- Texte source
________________
•  Le verlan

     

    1. Qu'est-ce que c'est ?

        Le verlan consiste à créer des mots argotiques selon des procédés formels. Il s'agit d'un argot à clefs comme le largonji, le louchébem, le javanais, le largonjem. Les formes sont codées selon des principes préétablis.

    a) Le mot verlan

    Le mot vient de la verlanisation de l'envers : verlan. Les syllabes ont été inversées et le nom peut faire donner une fausse définition des codes du verlan. Gaston Esnault l'écrit vers-l'en, Auguste Le Breton verlen.

        « J'ai introduit le verlan en littérature dans Le Rififi chez les hommes, en 1954.Verlen avec un e comme envers et non verlan avec un a comme ils l'écrivent tous... Le verlen, c'est nous qui l'avons créé avec Jeannot du Chapiteau, vers 1940-41, le grand Toulousain, et un tas d'autres. »
                    (Auguste Le Breton, in Le Monde 8-9 déc. 1985.)   

    Une erreur à ne pas commettre : pour beaucoup de personnes, le verlan consiste seulement à inverser les syllabes. C'est exact pour un certain nombre de mots simples comme métro et tromé, bizarre et zarbi, mais les permutations ne concernent pas seulement les syllabes, elles peuvent porter aussi sur les phonèmes ou les lettres normalement non prononcées. Les procédés peuvent être encore plus complexes avec la reverlanisation (feuck à partir de keuf, laisse tomber à partir de laisse béton), la double verlanisation (chelaoim), des métathèses secondaires (demeur à partir de deumer, merde), des verlanisations internes et incomplètes (chewam, chez moi, chewat, chez toi), des fausses coupes et agglutinations (rabza pour des Arabes).

    Un autre aspect important du verlan concerne le sens des mots, on réduit souvent le verlan à l'aspect phonétique sans observer le travail sur les significations. Le verlan emprunte des mots à différentes sources allophones et néglige des synonymes courants, il peut ainsi passer par un encodage sémantique. Il peut aussi jouer sur des métaphores afin de ne pas partir du terme exact courant. Le brouillage peut aussi se servir des homonymies avec le français standard.

    b) D'où vient-il ?
________________
- Données extraites
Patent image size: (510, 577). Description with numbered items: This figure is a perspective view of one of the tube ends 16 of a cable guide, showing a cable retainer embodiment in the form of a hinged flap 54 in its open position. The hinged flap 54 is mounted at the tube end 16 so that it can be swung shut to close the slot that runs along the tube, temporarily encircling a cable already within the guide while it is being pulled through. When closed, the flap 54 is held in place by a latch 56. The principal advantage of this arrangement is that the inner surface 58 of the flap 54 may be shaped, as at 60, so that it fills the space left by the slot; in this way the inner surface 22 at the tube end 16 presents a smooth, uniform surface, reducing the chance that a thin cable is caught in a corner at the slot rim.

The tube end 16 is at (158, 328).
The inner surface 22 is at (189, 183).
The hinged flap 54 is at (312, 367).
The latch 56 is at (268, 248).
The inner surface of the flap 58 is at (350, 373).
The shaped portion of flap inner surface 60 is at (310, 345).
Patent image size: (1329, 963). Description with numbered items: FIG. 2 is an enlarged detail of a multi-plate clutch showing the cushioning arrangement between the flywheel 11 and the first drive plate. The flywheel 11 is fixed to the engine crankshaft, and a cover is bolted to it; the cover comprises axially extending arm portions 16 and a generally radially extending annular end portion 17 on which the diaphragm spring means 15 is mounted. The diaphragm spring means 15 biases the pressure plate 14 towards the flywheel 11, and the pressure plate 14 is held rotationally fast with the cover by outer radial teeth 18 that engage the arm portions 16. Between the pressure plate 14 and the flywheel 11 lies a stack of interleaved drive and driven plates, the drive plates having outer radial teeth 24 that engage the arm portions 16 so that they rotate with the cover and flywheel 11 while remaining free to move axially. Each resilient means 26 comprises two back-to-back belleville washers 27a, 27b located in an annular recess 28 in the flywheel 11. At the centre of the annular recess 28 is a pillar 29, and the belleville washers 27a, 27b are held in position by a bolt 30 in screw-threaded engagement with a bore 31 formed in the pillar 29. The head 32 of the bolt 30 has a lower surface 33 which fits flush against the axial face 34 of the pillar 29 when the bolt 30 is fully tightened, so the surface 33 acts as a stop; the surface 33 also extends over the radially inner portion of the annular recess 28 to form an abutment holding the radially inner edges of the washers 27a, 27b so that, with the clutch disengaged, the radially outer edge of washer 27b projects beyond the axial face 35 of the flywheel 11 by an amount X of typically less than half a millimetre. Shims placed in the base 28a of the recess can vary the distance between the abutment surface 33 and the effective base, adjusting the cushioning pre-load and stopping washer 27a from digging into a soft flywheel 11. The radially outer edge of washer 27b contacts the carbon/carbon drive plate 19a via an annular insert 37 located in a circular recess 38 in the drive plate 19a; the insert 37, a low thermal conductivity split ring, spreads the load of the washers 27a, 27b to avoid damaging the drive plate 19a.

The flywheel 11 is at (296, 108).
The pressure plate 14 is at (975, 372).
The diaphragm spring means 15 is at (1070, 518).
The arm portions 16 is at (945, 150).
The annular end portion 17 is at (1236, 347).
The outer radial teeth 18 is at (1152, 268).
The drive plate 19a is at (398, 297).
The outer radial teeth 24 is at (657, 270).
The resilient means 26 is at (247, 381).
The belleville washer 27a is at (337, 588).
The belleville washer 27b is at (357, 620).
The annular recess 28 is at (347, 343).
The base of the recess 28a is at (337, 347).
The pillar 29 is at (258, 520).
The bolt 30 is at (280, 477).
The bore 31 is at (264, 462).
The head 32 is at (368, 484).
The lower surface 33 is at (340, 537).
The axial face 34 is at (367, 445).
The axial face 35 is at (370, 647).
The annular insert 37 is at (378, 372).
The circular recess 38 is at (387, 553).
________________
- Consignes
A) Recopiez le passage du texte sur le verlan, depuis « Un autre aspect » jusqu'à « le français standard. » inclus.
B) D'après le texte sur le verlan, comment Gaston Esnault écrit-il le mot verlan ?

- Corrigé
A)
Un autre aspect important du verlan concerne le sens des mots, on réduit souvent le verlan à l'aspect phonétique sans observer le travail sur les significations. Le verlan emprunte des mots à différentes sources allophones et néglige des synonymes courants, il peut ainsi passer par un encodage sémantique. Il peut aussi jouer sur des métaphores afin de ne pas partir du terme exact courant. Le brouillage peut aussi se servir des homonymies avec le français standard.

B) Vers-l'en.